┌─ Record excerpts
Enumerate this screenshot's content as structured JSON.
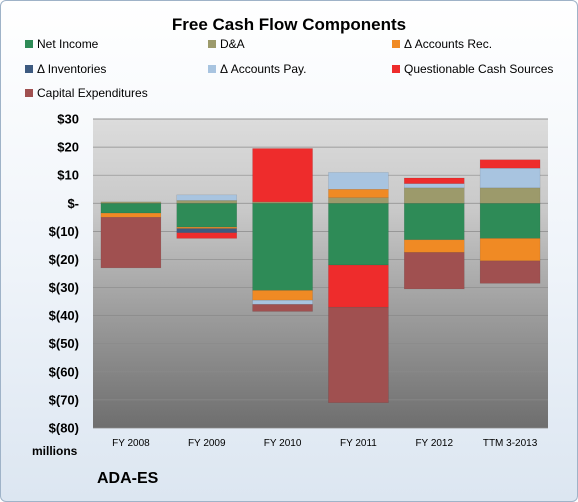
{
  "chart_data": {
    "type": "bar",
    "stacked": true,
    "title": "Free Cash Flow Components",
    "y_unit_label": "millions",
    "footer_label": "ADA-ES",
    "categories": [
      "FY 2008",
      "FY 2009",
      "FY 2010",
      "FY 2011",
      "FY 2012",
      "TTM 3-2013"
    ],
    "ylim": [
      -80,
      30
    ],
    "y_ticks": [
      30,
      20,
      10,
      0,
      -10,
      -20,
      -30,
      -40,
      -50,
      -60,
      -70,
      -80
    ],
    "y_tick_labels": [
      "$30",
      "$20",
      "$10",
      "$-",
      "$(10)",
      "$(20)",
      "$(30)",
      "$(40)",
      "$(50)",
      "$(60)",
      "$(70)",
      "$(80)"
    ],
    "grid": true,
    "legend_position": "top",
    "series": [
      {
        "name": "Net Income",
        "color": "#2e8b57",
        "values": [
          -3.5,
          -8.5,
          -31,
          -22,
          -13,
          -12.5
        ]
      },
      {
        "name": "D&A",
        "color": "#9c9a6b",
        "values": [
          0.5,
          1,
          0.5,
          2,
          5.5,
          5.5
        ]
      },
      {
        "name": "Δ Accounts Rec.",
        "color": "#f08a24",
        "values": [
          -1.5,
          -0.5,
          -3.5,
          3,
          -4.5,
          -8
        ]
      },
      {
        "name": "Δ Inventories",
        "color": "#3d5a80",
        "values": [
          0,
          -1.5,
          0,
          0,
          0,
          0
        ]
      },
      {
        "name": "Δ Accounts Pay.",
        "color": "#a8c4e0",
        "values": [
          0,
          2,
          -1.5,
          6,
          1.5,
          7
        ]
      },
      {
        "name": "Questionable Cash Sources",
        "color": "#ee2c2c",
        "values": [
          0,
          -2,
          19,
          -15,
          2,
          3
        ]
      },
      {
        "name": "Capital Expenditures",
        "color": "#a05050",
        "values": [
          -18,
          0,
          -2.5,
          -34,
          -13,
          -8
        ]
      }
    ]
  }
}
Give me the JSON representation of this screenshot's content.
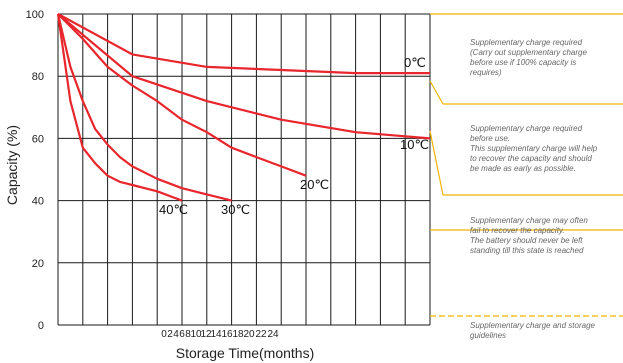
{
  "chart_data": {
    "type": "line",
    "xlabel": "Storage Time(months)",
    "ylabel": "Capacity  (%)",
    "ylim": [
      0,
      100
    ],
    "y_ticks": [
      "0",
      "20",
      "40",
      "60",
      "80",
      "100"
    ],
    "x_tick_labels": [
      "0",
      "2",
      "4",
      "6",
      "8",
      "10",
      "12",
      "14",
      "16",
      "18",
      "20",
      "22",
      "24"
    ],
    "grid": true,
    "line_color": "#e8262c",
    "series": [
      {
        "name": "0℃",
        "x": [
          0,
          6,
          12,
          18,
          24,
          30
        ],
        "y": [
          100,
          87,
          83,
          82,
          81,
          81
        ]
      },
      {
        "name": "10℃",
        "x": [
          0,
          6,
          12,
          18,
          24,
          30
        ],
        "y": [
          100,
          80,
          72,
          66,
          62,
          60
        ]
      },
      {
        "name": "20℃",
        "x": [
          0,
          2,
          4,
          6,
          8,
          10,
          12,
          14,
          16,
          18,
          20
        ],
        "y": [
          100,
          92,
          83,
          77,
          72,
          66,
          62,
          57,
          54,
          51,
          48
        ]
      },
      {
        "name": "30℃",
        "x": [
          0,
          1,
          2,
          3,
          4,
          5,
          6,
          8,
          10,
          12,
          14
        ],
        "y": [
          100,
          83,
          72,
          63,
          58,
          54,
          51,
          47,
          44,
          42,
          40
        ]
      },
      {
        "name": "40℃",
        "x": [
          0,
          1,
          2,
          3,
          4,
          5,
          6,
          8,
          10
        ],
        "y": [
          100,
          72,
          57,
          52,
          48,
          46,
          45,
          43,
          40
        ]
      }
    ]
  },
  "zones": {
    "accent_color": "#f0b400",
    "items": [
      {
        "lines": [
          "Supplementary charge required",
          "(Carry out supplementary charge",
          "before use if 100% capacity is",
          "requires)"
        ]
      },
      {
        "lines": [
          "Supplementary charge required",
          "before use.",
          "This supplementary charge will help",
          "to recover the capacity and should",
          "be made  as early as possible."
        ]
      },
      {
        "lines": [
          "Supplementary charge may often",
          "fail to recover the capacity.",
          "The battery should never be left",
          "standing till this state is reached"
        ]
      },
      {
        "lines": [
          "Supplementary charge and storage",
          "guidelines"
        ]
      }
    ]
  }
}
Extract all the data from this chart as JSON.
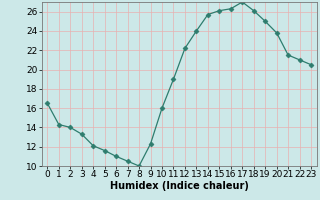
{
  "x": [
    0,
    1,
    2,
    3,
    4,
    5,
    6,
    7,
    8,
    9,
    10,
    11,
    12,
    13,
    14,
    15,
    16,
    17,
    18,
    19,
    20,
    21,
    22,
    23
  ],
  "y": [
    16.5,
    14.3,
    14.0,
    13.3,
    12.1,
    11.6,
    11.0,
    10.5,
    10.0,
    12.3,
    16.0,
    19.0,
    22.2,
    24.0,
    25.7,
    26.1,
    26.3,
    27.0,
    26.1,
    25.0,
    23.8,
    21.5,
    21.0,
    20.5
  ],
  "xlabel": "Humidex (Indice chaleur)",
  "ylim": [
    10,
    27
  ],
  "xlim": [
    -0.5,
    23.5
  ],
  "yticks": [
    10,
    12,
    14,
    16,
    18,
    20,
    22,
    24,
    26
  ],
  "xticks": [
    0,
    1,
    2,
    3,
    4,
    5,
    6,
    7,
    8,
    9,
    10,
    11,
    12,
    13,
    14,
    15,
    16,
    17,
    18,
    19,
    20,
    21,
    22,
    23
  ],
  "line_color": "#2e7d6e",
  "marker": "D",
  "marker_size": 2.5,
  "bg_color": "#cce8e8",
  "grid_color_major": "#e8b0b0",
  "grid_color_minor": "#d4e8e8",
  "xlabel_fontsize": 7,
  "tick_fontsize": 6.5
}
└─
┌─ Record excerpts
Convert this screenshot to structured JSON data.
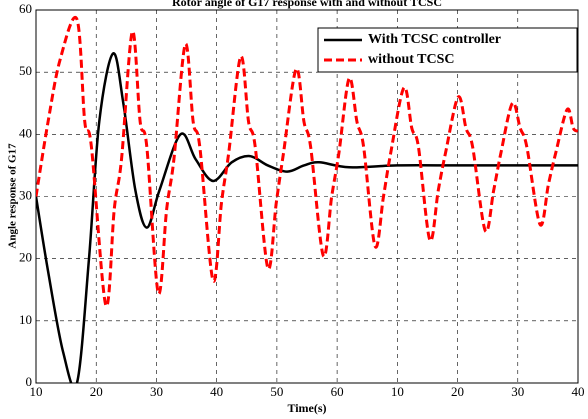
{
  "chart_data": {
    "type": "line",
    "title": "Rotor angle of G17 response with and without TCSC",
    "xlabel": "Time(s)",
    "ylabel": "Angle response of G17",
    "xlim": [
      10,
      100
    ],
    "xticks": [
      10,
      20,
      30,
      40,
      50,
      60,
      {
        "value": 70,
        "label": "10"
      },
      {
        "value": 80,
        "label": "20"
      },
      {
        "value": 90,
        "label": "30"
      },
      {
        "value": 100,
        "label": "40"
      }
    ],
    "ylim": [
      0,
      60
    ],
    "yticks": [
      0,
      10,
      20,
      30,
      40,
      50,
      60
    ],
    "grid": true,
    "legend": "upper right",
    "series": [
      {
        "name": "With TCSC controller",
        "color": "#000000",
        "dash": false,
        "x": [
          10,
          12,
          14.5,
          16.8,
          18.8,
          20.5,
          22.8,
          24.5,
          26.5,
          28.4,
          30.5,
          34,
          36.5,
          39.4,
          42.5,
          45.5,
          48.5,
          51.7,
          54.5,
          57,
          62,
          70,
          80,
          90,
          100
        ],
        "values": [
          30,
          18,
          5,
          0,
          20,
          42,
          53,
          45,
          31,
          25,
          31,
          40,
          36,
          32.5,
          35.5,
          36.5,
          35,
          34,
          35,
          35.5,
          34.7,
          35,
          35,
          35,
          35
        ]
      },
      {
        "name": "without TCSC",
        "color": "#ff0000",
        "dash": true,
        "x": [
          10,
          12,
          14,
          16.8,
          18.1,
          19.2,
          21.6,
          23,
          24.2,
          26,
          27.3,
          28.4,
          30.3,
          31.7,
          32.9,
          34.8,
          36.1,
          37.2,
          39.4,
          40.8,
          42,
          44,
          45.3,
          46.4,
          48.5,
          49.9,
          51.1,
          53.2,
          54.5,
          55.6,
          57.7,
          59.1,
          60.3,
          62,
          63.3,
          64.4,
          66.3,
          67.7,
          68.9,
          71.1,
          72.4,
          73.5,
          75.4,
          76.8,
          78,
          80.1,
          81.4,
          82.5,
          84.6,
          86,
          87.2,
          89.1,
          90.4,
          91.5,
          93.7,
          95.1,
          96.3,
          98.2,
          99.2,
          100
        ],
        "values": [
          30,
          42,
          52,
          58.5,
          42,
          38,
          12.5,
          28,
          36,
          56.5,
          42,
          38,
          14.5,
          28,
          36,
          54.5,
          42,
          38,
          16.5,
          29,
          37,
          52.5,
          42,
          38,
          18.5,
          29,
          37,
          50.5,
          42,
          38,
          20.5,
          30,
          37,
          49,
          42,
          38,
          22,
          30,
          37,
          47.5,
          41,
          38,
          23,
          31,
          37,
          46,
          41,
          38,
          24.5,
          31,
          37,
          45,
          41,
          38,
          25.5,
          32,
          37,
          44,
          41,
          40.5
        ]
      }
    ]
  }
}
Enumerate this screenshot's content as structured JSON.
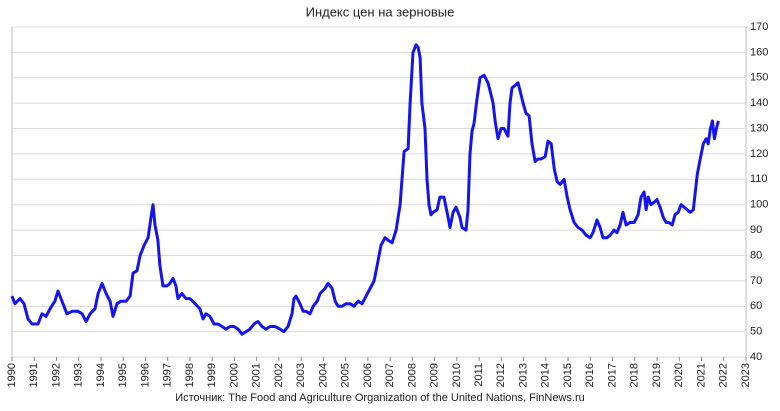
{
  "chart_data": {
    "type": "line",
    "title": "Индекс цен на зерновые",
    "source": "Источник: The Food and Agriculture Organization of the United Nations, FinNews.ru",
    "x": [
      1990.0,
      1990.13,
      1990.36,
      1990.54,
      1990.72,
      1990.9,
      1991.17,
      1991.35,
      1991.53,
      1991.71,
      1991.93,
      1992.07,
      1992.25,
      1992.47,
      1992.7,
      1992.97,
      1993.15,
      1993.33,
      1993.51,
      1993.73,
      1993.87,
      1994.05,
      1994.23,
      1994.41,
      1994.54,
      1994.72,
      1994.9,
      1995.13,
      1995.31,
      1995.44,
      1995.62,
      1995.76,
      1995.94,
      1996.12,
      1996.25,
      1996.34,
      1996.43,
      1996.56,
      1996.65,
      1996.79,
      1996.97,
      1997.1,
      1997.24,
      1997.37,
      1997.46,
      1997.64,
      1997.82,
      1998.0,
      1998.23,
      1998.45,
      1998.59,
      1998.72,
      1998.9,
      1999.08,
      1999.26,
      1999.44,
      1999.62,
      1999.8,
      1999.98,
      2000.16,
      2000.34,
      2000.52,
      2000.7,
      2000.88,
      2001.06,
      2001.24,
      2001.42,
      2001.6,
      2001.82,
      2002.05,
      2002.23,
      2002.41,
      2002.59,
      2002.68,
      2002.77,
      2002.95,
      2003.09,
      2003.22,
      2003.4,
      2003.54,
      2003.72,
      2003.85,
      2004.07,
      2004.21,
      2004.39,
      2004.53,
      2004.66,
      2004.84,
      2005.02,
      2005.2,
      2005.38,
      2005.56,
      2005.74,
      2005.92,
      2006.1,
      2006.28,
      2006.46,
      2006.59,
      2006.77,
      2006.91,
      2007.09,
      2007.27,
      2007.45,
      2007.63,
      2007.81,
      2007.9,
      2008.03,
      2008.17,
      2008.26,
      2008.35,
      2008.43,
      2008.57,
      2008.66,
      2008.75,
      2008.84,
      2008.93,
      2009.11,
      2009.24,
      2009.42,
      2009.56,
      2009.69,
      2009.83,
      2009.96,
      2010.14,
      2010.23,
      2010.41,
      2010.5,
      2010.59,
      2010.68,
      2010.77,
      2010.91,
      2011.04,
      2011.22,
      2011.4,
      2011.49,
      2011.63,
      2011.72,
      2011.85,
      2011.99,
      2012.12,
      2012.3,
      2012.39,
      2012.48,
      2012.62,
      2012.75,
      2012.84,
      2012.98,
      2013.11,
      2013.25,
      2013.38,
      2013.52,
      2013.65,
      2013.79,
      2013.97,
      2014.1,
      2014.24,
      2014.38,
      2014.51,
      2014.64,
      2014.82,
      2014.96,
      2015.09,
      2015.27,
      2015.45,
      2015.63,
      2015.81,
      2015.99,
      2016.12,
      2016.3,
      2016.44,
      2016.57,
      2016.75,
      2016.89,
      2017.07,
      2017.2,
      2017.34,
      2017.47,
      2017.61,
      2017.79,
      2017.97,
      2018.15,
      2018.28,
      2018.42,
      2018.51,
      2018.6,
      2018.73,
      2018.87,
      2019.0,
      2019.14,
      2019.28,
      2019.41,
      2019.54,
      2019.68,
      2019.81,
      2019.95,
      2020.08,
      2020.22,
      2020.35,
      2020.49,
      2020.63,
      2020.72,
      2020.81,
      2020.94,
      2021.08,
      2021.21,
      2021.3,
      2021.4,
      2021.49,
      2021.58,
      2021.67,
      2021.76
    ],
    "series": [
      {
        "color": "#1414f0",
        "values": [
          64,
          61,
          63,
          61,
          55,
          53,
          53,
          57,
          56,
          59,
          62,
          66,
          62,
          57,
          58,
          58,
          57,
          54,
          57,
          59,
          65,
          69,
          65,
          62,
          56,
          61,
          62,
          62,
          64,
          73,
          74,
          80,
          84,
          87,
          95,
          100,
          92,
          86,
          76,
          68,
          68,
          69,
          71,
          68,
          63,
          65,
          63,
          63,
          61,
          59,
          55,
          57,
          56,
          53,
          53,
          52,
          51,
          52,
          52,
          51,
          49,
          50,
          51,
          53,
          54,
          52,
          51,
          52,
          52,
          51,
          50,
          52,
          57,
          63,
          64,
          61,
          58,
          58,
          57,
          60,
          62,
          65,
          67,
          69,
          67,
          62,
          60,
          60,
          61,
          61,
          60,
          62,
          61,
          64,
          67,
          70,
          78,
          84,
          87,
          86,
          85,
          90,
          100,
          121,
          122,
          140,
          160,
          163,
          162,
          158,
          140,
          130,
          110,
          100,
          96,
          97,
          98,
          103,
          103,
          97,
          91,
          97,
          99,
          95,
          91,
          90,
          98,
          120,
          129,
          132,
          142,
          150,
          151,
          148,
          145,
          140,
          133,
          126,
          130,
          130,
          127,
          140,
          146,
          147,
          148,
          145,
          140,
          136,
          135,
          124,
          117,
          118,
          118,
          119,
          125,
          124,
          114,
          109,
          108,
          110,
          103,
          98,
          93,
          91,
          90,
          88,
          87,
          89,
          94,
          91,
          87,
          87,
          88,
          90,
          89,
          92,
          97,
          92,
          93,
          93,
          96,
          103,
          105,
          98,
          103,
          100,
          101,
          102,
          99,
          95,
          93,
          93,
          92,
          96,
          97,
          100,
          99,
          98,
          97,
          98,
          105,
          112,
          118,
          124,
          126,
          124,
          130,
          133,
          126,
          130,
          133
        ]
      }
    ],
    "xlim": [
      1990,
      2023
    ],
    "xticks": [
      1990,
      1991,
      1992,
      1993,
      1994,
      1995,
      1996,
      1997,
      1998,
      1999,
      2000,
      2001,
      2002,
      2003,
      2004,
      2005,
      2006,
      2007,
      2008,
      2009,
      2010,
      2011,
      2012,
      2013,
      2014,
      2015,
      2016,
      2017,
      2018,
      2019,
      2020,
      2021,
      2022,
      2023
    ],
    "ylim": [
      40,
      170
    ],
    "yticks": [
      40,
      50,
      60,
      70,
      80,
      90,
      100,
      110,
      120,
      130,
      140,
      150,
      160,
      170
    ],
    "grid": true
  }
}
└─
## Exercise task
Pick out the lines that contain "Accounts" and copy them.

## Final result
        "name": "Δ Accounts Rec.",
        "name": "Δ Accounts Pay.",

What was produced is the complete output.